Task details: Write out every record below exactly as it appears.

Entries shown:
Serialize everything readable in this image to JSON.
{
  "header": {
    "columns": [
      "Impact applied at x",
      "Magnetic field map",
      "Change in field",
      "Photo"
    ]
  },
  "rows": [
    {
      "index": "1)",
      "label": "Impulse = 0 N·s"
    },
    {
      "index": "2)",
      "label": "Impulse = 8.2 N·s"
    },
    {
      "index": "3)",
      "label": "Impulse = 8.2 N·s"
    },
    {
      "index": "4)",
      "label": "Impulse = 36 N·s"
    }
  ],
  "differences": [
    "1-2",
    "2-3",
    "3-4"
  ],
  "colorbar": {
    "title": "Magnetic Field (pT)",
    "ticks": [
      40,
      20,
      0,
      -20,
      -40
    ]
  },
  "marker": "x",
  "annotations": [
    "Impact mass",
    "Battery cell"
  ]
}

The completed task:
Serialize everything readable in this image to JSON.
{
  "header": {
    "columns": [
      "Impact applied at x",
      "Magnetic field map",
      "Change in field",
      "Photo"
    ]
  },
  "rows": [
    {
      "index": "1)",
      "label": "Impulse = 0 N·s"
    },
    {
      "index": "2)",
      "label": "Impulse = 8.2 N·s"
    },
    {
      "index": "3)",
      "label": "Impulse = 8.2 N·s"
    },
    {
      "index": "4)",
      "label": "Impulse = 36 N·s"
    }
  ],
  "differences": [
    "1-2",
    "2-3",
    "3-4"
  ],
  "colorbar": {
    "title": "Magnetic Field (pT)",
    "ticks": [
      40,
      20,
      0,
      -20,
      -40
    ]
  },
  "marker": "x",
  "annotations": [
    "Impact mass",
    "Battery cell"
  ]
}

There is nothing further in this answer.